▶ [WHAT IS ASKED]
Copy out all of the data exactly as it appears.
## Start DATASET CONTENT
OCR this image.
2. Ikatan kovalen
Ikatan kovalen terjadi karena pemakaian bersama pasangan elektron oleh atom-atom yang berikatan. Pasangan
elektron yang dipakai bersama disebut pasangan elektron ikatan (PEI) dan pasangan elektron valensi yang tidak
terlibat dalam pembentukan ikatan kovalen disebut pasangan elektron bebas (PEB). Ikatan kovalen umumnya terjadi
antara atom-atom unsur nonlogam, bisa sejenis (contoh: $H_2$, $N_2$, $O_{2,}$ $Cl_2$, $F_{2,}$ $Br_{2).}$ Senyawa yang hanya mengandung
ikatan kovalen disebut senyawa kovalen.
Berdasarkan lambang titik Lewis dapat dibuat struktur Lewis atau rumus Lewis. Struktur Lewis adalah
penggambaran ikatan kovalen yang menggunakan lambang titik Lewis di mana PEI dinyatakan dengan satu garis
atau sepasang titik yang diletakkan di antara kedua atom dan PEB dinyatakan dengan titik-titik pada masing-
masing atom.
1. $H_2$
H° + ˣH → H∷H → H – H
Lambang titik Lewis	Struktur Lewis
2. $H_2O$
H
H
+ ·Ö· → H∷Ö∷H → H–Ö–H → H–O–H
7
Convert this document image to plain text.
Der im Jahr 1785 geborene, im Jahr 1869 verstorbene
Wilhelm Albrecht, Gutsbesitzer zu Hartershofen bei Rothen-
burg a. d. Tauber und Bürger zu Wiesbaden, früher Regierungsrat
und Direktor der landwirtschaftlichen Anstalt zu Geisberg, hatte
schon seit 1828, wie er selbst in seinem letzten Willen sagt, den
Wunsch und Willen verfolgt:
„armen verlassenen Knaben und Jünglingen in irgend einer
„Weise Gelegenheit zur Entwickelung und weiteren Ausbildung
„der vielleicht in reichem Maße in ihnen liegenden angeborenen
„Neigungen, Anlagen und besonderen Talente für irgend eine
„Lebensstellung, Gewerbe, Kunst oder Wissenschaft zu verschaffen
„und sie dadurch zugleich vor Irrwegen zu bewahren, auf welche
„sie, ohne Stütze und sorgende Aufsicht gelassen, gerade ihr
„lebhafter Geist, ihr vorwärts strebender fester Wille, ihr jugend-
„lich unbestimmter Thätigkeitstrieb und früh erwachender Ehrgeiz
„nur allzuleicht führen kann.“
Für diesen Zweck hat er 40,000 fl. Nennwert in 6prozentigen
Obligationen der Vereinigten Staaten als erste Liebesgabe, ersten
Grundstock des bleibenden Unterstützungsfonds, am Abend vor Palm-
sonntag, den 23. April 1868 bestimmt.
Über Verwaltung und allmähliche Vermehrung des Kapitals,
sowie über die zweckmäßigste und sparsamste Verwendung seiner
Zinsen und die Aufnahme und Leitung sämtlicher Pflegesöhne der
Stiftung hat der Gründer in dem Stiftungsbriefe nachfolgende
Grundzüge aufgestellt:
## End DATASET CONTENT
▶ [EXERCISE RESULT]
OCR this image.
2. Ikatan kovalen
Ikatan kovalen terjadi karena pemakaian bersama pasangan elektron oleh atom-atom yang berikatan. Pasangan
elektron yang dipakai bersama disebut pasangan elektron ikatan (PEI) dan pasangan elektron valensi yang tidak
terlibat dalam pembentukan ikatan kovalen disebut pasangan elektron bebas (PEB). Ikatan kovalen umumnya terjadi
antara atom-atom unsur nonlogam, bisa sejenis (contoh: $H_2$, $N_2$, $O_{2,}$ $Cl_2$, $F_{2,}$ $Br_{2).}$ Senyawa yang hanya mengandung
ikatan kovalen disebut senyawa kovalen.
Berdasarkan lambang titik Lewis dapat dibuat struktur Lewis atau rumus Lewis. Struktur Lewis adalah
penggambaran ikatan kovalen yang menggunakan lambang titik Lewis di mana PEI dinyatakan dengan satu garis
atau sepasang titik yang diletakkan di antara kedua atom dan PEB dinyatakan dengan titik-titik pada masing-
masing atom.
1. $H_2$
H° + ˣH → H∷H → H – H
Lambang titik Lewis	Struktur Lewis
2. $H_2O$
H
H
+ ·Ö· → H∷Ö∷H → H–Ö–H → H–O–H
7
Convert this document image to plain text.
Der im Jahr 1785 geborene, im Jahr 1869 verstorbene
Wilhelm Albrecht, Gutsbesitzer zu Hartershofen bei Rothen-
burg a. d. Tauber und Bürger zu Wiesbaden, früher Regierungsrat
und Direktor der landwirtschaftlichen Anstalt zu Geisberg, hatte
schon seit 1828, wie er selbst in seinem letzten Willen sagt, den
Wunsch und Willen verfolgt:
„armen verlassenen Knaben und Jünglingen in irgend einer
„Weise Gelegenheit zur Entwickelung und weiteren Ausbildung
„der vielleicht in reichem Maße in ihnen liegenden angeborenen
„Neigungen, Anlagen und besonderen Talente für irgend eine
„Lebensstellung, Gewerbe, Kunst oder Wissenschaft zu verschaffen
„und sie dadurch zugleich vor Irrwegen zu bewahren, auf welche
„sie, ohne Stütze und sorgende Aufsicht gelassen, gerade ihr
„lebhafter Geist, ihr vorwärts strebender fester Wille, ihr jugend-
„lich unbestimmter Thätigkeitstrieb und früh erwachender Ehrgeiz
„nur allzuleicht führen kann.“
Für diesen Zweck hat er 40,000 fl. Nennwert in 6prozentigen
Obligationen der Vereinigten Staaten als erste Liebesgabe, ersten
Grundstock des bleibenden Unterstützungsfonds, am Abend vor Palm-
sonntag, den 23. April 1868 bestimmt.
Über Verwaltung und allmähliche Vermehrung des Kapitals,
sowie über die zweckmäßigste und sparsamste Verwendung seiner
Zinsen und die Aufnahme und Leitung sämtlicher Pflegesöhne der
Stiftung hat der Gründer in dem Stiftungsbriefe nachfolgende
Grundzüge aufgestellt:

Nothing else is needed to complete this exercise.